- _YOUR OBJECTIVE_
Below is a set of records; print all of them exactly as written.

- _THE RECORDS_
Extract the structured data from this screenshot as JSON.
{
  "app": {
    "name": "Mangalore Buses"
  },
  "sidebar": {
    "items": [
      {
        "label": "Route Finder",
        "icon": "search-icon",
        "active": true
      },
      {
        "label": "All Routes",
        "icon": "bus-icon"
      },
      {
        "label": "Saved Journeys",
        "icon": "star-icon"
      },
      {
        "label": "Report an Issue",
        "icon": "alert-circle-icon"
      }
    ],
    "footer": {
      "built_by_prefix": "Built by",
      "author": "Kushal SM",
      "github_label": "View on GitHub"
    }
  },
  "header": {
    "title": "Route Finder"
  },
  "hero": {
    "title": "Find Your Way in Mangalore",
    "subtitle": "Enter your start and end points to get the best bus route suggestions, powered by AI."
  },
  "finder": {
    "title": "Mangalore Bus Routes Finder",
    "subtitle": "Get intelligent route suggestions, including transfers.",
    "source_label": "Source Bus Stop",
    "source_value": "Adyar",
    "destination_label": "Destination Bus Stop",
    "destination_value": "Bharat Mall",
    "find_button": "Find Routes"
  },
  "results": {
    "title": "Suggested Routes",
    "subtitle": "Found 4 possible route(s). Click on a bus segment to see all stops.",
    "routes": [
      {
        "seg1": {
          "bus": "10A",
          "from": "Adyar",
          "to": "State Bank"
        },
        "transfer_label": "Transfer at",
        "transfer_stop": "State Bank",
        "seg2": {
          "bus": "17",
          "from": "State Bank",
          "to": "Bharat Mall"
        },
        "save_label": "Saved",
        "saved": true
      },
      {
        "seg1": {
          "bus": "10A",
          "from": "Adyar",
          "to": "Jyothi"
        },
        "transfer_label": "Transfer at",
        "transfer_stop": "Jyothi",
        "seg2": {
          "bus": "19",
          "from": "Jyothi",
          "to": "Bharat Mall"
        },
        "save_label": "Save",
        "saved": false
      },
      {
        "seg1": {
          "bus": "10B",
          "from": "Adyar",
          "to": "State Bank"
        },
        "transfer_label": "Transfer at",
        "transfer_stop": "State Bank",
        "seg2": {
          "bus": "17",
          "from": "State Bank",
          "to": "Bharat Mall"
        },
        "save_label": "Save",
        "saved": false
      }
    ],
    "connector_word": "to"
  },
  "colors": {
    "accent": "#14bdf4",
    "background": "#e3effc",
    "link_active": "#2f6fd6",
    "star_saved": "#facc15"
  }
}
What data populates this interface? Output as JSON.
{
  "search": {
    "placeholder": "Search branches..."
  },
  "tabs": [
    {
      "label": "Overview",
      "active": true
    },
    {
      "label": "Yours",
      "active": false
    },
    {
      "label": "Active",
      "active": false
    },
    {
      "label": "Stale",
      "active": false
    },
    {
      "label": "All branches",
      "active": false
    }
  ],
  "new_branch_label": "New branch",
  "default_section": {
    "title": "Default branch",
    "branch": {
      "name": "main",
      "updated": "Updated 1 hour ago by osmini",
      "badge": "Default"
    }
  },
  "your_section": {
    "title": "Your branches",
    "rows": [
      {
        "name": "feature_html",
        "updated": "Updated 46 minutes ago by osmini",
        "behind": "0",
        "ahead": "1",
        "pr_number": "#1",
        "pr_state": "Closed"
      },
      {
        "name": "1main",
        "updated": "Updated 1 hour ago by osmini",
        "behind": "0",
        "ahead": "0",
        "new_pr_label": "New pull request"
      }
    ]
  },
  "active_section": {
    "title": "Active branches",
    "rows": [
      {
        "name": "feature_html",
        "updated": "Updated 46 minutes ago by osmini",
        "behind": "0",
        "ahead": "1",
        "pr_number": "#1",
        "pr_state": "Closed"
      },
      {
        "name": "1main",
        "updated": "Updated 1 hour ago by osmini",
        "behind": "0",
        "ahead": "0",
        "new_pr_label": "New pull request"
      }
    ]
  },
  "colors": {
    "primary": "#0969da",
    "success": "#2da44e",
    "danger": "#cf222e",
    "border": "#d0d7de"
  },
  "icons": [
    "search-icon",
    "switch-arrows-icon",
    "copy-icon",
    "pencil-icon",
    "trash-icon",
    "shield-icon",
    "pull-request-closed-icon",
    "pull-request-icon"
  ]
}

- _FINAL RESULT_
Extract the structured data from this screenshot as JSON.
{
  "app": {
    "name": "Mangalore Buses"
  },
  "sidebar": {
    "items": [
      {
        "label": "Route Finder",
        "icon": "search-icon",
        "active": true
      },
      {
        "label": "All Routes",
        "icon": "bus-icon"
      },
      {
        "label": "Saved Journeys",
        "icon": "star-icon"
      },
      {
        "label": "Report an Issue",
        "icon": "alert-circle-icon"
      }
    ],
    "footer": {
      "built_by_prefix": "Built by",
      "author": "Kushal SM",
      "github_label": "View on GitHub"
    }
  },
  "header": {
    "title": "Route Finder"
  },
  "hero": {
    "title": "Find Your Way in Mangalore",
    "subtitle": "Enter your start and end points to get the best bus route suggestions, powered by AI."
  },
  "finder": {
    "title": "Mangalore Bus Routes Finder",
    "subtitle": "Get intelligent route suggestions, including transfers.",
    "source_label": "Source Bus Stop",
    "source_value": "Adyar",
    "destination_label": "Destination Bus Stop",
    "destination_value": "Bharat Mall",
    "find_button": "Find Routes"
  },
  "results": {
    "title": "Suggested Routes",
    "subtitle": "Found 4 possible route(s). Click on a bus segment to see all stops.",
    "routes": [
      {
        "seg1": {
          "bus": "10A",
          "from": "Adyar",
          "to": "State Bank"
        },
        "transfer_label": "Transfer at",
        "transfer_stop": "State Bank",
        "seg2": {
          "bus": "17",
          "from": "State Bank",
          "to": "Bharat Mall"
        },
        "save_label": "Saved",
        "saved": true
      },
      {
        "seg1": {
          "bus": "10A",
          "from": "Adyar",
          "to": "Jyothi"
        },
        "transfer_label": "Transfer at",
        "transfer_stop": "Jyothi",
        "seg2": {
          "bus": "19",
          "from": "Jyothi",
          "to": "Bharat Mall"
        },
        "save_label": "Save",
        "saved": false
      },
      {
        "seg1": {
          "bus": "10B",
          "from": "Adyar",
          "to": "State Bank"
        },
        "transfer_label": "Transfer at",
        "transfer_stop": "State Bank",
        "seg2": {
          "bus": "17",
          "from": "State Bank",
          "to": "Bharat Mall"
        },
        "save_label": "Save",
        "saved": false
      }
    ],
    "connector_word": "to"
  },
  "colors": {
    "accent": "#14bdf4",
    "background": "#e3effc",
    "link_active": "#2f6fd6",
    "star_saved": "#facc15"
  }
}
What data populates this interface? Output as JSON.
{
  "search": {
    "placeholder": "Search branches..."
  },
  "tabs": [
    {
      "label": "Overview",
      "active": true
    },
    {
      "label": "Yours",
      "active": false
    },
    {
      "label": "Active",
      "active": false
    },
    {
      "label": "Stale",
      "active": false
    },
    {
      "label": "All branches",
      "active": false
    }
  ],
  "new_branch_label": "New branch",
  "default_section": {
    "title": "Default branch",
    "branch": {
      "name": "main",
      "updated": "Updated 1 hour ago by osmini",
      "badge": "Default"
    }
  },
  "your_section": {
    "title": "Your branches",
    "rows": [
      {
        "name": "feature_html",
        "updated": "Updated 46 minutes ago by osmini",
        "behind": "0",
        "ahead": "1",
        "pr_number": "#1",
        "pr_state": "Closed"
      },
      {
        "name": "1main",
        "updated": "Updated 1 hour ago by osmini",
        "behind": "0",
        "ahead": "0",
        "new_pr_label": "New pull request"
      }
    ]
  },
  "active_section": {
    "title": "Active branches",
    "rows": [
      {
        "name": "feature_html",
        "updated": "Updated 46 minutes ago by osmini",
        "behind": "0",
        "ahead": "1",
        "pr_number": "#1",
        "pr_state": "Closed"
      },
      {
        "name": "1main",
        "updated": "Updated 1 hour ago by osmini",
        "behind": "0",
        "ahead": "0",
        "new_pr_label": "New pull request"
      }
    ]
  },
  "colors": {
    "primary": "#0969da",
    "success": "#2da44e",
    "danger": "#cf222e",
    "border": "#d0d7de"
  },
  "icons": [
    "search-icon",
    "switch-arrows-icon",
    "copy-icon",
    "pencil-icon",
    "trash-icon",
    "shield-icon",
    "pull-request-closed-icon",
    "pull-request-icon"
  ]
}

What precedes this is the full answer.